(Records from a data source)
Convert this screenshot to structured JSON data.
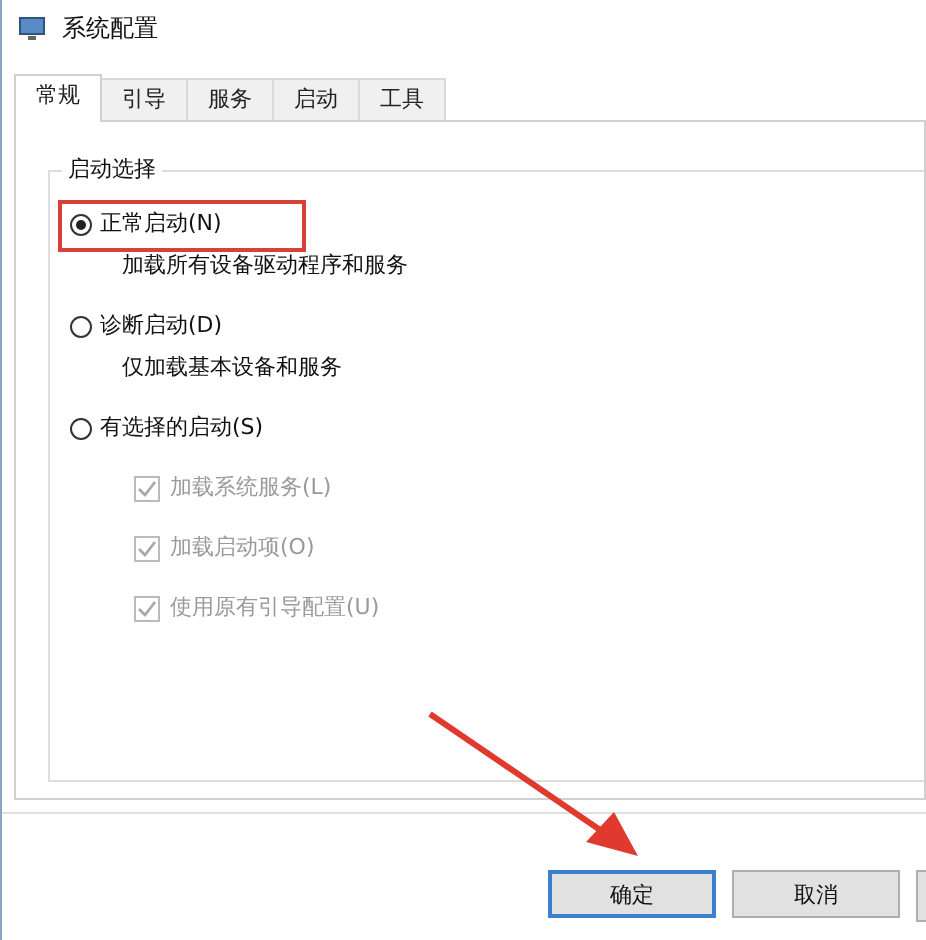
{
  "window": {
    "title": "系统配置"
  },
  "tabs": [
    {
      "label": "常规",
      "selected": true
    },
    {
      "label": "引导",
      "selected": false
    },
    {
      "label": "服务",
      "selected": false
    },
    {
      "label": "启动",
      "selected": false
    },
    {
      "label": "工具",
      "selected": false
    }
  ],
  "group": {
    "label": "启动选择"
  },
  "options": [
    {
      "label": "正常启动(N)",
      "selected": true,
      "description": "加载所有设备驱动程序和服务"
    },
    {
      "label": "诊断启动(D)",
      "selected": false,
      "description": "仅加载基本设备和服务"
    },
    {
      "label": "有选择的启动(S)",
      "selected": false,
      "children": [
        {
          "label": "加载系统服务(L)",
          "checked": true,
          "disabled": true
        },
        {
          "label": "加载启动项(O)",
          "checked": true,
          "disabled": true
        },
        {
          "label": "使用原有引导配置(U)",
          "checked": true,
          "disabled": true
        }
      ]
    }
  ],
  "buttons": [
    {
      "label": "确定",
      "selected": true
    },
    {
      "label": "取消",
      "selected": false
    }
  ]
}
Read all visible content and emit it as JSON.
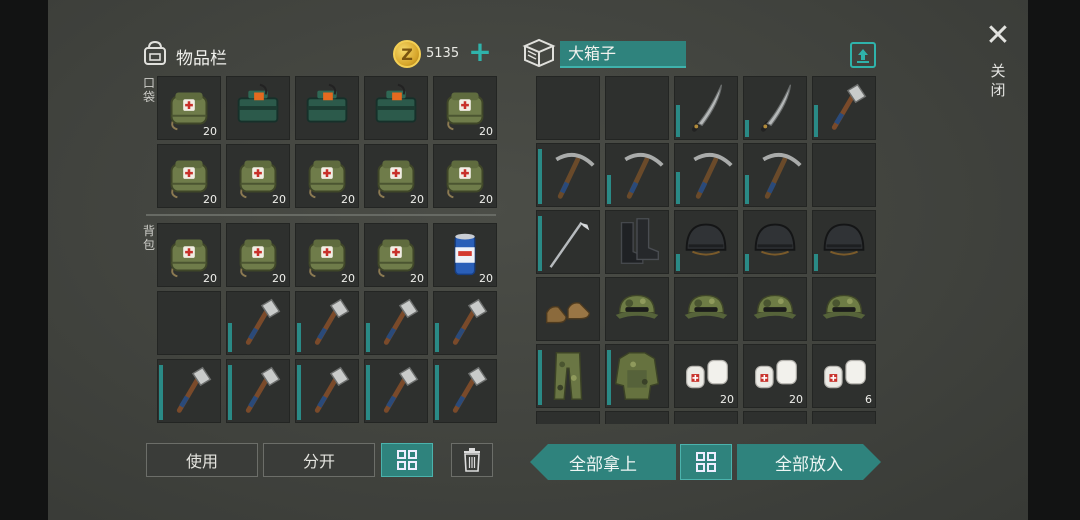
{
  "inventory": {
    "title": "物品栏",
    "coin_symbol": "Z",
    "coins": "5135",
    "pocket_label": "口袋",
    "backpack_label": "背包",
    "pocket_slots": [
      {
        "item": "medkit-bag",
        "qty": "20"
      },
      {
        "item": "toolbox",
        "qty": ""
      },
      {
        "item": "toolbox",
        "qty": ""
      },
      {
        "item": "toolbox",
        "qty": ""
      },
      {
        "item": "medkit-bag",
        "qty": "20"
      },
      {
        "item": "medkit-bag",
        "qty": "20"
      },
      {
        "item": "medkit-bag",
        "qty": "20"
      },
      {
        "item": "medkit-bag",
        "qty": "20"
      },
      {
        "item": "medkit-bag",
        "qty": "20"
      },
      {
        "item": "medkit-bag",
        "qty": "20"
      }
    ],
    "backpack_slots": [
      {
        "item": "medkit-bag",
        "qty": "20"
      },
      {
        "item": "medkit-bag",
        "qty": "20"
      },
      {
        "item": "medkit-bag",
        "qty": "20"
      },
      {
        "item": "medkit-bag",
        "qty": "20"
      },
      {
        "item": "soda-can",
        "qty": "20"
      },
      {
        "item": "empty",
        "qty": ""
      },
      {
        "item": "hatchet",
        "qty": "",
        "durability": 0.5
      },
      {
        "item": "hatchet",
        "qty": "",
        "durability": 0.5
      },
      {
        "item": "hatchet",
        "qty": "",
        "durability": 0.5
      },
      {
        "item": "hatchet",
        "qty": "",
        "durability": 0.5
      },
      {
        "item": "hatchet",
        "qty": "",
        "durability": 0.95
      },
      {
        "item": "hatchet",
        "qty": "",
        "durability": 0.95
      },
      {
        "item": "hatchet",
        "qty": "",
        "durability": 0.95
      },
      {
        "item": "hatchet",
        "qty": "",
        "durability": 0.95
      },
      {
        "item": "hatchet",
        "qty": "",
        "durability": 0.95
      }
    ]
  },
  "box": {
    "title": "大箱子",
    "slots": [
      {
        "item": "empty",
        "qty": ""
      },
      {
        "item": "empty",
        "qty": ""
      },
      {
        "item": "machete",
        "qty": "",
        "durability": 0.55
      },
      {
        "item": "machete",
        "qty": "",
        "durability": 0.3
      },
      {
        "item": "hatchet",
        "qty": "",
        "durability": 0.55
      },
      {
        "item": "pickaxe",
        "qty": "",
        "durability": 0.95
      },
      {
        "item": "pickaxe",
        "qty": "",
        "durability": 0.5
      },
      {
        "item": "pickaxe",
        "qty": "",
        "durability": 0.55
      },
      {
        "item": "pickaxe",
        "qty": "",
        "durability": 0.5
      },
      {
        "item": "empty",
        "qty": ""
      },
      {
        "item": "golf-club",
        "qty": "",
        "durability": 0.95
      },
      {
        "item": "combat-boots",
        "qty": ""
      },
      {
        "item": "helmet",
        "qty": "",
        "durability": 0.3
      },
      {
        "item": "helmet",
        "qty": "",
        "durability": 0.3
      },
      {
        "item": "helmet",
        "qty": "",
        "durability": 0.3
      },
      {
        "item": "work-boots",
        "qty": ""
      },
      {
        "item": "camo-cap",
        "qty": ""
      },
      {
        "item": "camo-cap",
        "qty": ""
      },
      {
        "item": "camo-cap",
        "qty": ""
      },
      {
        "item": "camo-cap",
        "qty": ""
      },
      {
        "item": "camo-pants",
        "qty": "",
        "durability": 0.95
      },
      {
        "item": "camo-vest",
        "qty": "",
        "durability": 0.95
      },
      {
        "item": "bandage",
        "qty": "20"
      },
      {
        "item": "bandage",
        "qty": "20"
      },
      {
        "item": "bandage",
        "qty": "6"
      },
      {
        "item": "empty",
        "qty": ""
      },
      {
        "item": "empty",
        "qty": ""
      },
      {
        "item": "empty",
        "qty": ""
      },
      {
        "item": "empty",
        "qty": ""
      },
      {
        "item": "empty",
        "qty": ""
      }
    ]
  },
  "buttons": {
    "use": "使用",
    "split": "分开",
    "take_all": "全部拿上",
    "put_all": "全部放入",
    "close_glyph": "✕",
    "close_label": "关闭"
  },
  "colors": {
    "accent": "#2f837d",
    "durability_bar": "#2a8a86",
    "coin": "#e1b53c"
  }
}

→ **Task requirements**
Tally how many lines of the material contain the word "description". The answer must be the number and nothing else.

→ **Task response**
2